Items from a data source
■ ■ ■

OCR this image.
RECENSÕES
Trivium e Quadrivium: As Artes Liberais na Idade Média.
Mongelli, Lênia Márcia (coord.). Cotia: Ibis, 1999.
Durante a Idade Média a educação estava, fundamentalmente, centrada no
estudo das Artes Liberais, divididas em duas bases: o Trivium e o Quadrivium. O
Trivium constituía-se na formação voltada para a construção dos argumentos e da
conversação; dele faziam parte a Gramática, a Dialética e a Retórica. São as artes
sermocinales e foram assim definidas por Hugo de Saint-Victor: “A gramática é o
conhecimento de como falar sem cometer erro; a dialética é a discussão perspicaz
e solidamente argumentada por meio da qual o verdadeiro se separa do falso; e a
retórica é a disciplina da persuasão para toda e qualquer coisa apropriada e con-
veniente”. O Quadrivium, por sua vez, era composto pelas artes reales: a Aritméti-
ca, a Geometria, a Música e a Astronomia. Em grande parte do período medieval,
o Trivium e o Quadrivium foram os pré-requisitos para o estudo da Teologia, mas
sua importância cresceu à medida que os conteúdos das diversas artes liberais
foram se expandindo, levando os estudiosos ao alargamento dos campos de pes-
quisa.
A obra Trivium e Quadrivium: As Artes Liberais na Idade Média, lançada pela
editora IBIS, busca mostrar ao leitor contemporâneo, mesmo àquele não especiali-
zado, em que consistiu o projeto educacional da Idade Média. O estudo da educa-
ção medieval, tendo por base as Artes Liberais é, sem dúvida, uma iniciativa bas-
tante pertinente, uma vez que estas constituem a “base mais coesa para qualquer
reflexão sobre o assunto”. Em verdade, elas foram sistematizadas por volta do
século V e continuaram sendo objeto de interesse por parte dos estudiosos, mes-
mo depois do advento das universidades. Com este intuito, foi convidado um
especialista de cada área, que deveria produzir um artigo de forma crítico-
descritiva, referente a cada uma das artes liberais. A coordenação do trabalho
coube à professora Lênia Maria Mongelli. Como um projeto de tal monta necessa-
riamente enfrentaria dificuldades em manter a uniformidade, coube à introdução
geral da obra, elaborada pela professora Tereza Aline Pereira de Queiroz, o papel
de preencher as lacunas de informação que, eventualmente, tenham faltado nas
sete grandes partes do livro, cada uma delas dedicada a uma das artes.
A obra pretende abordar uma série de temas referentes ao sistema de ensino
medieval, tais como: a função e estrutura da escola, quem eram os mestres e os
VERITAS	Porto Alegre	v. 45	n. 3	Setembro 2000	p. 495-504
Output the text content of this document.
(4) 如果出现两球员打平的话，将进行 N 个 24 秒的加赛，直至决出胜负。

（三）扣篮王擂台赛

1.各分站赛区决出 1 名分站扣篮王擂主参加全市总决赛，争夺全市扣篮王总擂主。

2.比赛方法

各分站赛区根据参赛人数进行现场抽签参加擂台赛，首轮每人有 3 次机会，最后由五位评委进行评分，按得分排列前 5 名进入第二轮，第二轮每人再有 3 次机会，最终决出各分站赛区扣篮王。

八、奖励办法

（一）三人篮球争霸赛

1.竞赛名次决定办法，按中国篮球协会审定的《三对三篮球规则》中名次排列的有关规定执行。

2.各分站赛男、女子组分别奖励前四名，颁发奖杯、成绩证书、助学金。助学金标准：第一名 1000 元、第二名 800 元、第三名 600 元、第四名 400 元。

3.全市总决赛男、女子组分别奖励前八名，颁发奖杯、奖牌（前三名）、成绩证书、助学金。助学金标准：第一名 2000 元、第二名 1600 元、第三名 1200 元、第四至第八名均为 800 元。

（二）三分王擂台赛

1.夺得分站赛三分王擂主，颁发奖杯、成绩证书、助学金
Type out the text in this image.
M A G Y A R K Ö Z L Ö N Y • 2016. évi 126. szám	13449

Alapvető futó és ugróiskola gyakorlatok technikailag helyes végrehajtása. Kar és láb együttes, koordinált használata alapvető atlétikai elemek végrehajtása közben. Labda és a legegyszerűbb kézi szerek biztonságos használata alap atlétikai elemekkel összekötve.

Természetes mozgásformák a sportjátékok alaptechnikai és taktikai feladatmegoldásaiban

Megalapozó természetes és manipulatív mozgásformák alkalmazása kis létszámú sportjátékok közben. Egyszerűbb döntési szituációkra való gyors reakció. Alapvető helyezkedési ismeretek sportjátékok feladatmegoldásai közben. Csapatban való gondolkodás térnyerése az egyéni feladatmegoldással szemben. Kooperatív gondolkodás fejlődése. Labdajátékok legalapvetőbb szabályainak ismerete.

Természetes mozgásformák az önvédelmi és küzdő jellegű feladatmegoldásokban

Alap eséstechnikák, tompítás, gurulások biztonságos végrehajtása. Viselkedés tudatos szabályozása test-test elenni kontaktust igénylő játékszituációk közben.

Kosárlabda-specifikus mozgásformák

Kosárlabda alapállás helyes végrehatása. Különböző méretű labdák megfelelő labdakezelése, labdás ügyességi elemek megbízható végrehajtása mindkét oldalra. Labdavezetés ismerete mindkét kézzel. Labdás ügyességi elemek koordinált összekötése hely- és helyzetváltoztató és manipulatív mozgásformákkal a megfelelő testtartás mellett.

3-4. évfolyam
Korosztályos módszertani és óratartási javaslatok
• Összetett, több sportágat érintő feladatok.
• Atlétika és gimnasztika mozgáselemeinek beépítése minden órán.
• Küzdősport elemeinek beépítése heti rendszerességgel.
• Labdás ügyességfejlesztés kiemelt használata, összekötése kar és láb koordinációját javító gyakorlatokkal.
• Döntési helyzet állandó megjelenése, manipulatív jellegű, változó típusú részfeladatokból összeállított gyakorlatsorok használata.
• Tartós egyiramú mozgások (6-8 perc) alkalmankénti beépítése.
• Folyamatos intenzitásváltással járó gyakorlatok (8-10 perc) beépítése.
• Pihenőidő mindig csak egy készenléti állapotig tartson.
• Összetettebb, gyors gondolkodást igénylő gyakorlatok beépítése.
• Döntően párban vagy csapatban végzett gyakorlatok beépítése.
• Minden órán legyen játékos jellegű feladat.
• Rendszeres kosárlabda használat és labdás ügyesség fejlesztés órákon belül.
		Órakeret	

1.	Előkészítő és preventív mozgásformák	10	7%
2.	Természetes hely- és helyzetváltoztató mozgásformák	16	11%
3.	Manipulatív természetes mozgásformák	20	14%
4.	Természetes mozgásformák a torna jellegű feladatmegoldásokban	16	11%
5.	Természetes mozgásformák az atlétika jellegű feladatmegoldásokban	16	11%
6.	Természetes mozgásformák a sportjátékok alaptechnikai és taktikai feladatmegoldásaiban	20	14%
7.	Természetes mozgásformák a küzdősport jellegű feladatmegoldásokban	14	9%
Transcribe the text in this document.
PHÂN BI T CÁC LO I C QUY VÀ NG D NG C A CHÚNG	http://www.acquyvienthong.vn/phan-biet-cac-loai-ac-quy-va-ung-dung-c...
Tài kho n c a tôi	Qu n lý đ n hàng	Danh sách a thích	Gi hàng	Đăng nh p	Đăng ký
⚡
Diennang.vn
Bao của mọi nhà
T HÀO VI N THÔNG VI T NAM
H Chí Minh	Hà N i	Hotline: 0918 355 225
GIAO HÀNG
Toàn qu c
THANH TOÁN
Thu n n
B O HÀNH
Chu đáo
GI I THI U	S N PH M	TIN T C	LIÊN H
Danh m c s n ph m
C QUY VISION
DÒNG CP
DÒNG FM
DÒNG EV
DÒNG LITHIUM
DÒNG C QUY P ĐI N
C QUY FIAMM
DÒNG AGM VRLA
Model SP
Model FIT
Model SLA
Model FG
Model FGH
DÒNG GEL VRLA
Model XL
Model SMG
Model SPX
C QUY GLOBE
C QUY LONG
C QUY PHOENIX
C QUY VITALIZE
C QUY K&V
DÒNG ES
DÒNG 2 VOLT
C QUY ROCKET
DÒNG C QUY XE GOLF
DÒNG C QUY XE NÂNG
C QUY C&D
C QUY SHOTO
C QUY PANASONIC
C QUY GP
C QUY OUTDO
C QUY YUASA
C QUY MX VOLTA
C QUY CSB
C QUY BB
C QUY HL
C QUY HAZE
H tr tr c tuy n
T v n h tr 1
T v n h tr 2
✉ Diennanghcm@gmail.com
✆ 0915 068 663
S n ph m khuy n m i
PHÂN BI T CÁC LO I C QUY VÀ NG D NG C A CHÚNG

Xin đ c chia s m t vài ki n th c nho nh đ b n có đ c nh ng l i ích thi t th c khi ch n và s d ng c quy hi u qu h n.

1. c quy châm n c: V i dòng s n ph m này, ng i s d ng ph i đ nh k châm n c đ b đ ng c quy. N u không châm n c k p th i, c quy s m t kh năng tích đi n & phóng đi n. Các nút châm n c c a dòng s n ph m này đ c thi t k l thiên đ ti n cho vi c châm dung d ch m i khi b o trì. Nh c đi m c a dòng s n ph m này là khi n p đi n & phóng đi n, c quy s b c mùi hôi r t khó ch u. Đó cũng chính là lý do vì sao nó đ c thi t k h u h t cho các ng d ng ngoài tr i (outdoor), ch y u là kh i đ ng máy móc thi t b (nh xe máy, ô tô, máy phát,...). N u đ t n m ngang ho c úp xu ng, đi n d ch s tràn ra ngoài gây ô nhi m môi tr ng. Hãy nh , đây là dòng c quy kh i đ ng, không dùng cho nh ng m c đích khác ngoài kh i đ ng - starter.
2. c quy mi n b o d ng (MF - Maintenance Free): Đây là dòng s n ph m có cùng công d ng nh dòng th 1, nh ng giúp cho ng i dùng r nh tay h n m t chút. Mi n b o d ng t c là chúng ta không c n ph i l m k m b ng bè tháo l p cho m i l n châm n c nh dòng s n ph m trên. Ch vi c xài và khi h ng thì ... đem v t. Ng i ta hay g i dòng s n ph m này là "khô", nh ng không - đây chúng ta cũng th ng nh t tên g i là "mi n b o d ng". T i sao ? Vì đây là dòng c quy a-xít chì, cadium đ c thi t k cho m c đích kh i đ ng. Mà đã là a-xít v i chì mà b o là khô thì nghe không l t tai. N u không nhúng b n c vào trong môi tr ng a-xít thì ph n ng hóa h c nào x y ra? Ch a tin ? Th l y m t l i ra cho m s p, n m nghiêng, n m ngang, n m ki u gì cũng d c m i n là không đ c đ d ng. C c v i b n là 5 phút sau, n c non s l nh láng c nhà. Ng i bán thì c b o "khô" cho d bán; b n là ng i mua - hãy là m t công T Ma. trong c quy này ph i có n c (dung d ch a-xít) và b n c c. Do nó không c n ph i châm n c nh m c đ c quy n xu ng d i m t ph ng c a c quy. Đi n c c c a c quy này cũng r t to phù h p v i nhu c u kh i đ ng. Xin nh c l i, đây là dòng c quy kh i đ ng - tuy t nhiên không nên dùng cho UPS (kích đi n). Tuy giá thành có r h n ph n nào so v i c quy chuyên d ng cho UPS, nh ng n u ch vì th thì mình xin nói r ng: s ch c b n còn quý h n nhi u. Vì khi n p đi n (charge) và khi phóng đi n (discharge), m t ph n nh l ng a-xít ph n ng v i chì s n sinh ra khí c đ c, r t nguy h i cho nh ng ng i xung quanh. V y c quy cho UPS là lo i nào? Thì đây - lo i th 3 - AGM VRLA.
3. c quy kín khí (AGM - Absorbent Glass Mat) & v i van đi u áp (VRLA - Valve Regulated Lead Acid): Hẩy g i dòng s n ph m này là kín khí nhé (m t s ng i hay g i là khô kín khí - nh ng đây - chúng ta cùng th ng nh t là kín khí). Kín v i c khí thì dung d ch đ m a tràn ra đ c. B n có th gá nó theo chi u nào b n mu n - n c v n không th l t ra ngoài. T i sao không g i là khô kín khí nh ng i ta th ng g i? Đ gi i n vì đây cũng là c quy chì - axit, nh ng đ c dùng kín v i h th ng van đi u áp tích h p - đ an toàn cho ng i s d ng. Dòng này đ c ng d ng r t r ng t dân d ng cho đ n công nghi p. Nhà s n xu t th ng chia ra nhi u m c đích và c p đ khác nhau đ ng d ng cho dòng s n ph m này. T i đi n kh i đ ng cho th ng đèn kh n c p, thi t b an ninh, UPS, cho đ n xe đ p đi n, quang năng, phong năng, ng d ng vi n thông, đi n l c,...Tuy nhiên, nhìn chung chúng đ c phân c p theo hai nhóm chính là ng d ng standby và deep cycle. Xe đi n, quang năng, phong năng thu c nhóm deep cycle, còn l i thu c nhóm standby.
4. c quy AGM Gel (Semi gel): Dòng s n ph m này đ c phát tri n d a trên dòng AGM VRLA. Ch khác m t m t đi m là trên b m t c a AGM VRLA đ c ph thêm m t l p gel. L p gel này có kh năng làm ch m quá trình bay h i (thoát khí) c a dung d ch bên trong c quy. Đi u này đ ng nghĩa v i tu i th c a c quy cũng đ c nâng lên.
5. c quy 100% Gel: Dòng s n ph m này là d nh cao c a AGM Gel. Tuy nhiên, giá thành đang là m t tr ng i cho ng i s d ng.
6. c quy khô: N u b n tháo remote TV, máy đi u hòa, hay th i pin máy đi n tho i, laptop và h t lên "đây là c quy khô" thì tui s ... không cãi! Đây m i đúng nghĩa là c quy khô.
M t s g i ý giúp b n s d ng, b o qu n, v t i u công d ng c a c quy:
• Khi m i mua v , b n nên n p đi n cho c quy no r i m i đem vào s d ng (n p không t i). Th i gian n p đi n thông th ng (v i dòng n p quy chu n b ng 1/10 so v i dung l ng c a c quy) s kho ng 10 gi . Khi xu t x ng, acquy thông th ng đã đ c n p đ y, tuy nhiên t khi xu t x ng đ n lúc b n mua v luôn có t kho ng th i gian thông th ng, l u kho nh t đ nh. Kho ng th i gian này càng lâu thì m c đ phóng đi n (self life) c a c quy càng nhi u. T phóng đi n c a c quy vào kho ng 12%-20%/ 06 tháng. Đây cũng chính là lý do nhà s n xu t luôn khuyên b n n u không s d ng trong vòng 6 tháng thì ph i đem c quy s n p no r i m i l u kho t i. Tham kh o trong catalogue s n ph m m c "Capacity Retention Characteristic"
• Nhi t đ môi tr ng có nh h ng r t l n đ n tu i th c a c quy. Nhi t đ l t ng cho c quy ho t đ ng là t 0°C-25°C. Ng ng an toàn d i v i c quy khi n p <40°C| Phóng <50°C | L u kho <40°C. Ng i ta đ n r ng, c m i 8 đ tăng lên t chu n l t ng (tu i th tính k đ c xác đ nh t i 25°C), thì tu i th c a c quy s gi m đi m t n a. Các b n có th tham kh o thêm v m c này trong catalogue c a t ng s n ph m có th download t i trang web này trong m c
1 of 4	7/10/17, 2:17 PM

■ ■ ■

PROBLEM STATEMENT>
Scan the material above. Extract every line in which the word "elemek" occurs.

EXERCISE RESPONSE>
Alapvető futó és ugróiskola gyakorlatok technikailag helyes végrehajtása. Kar és láb együttes, koordinált használata alapvető atlétikai elemek végrehajtása közben. Labda és a legegyszerűbb kézi szerek biztonságos használata alap atlétikai elemekkel összekötve.
Kosárlabda alapállás helyes végrehatása. Különböző méretű labdák megfelelő labdakezelése, labdás ügyességi elemek megbízható végrehajtása mindkét oldalra. Labdavezetés ismerete mindkét kézzel. Labdás ügyességi elemek koordinált összekötése hely- és helyzetváltoztató és manipulatív mozgásformákkal a megfelelő testtartás mellett.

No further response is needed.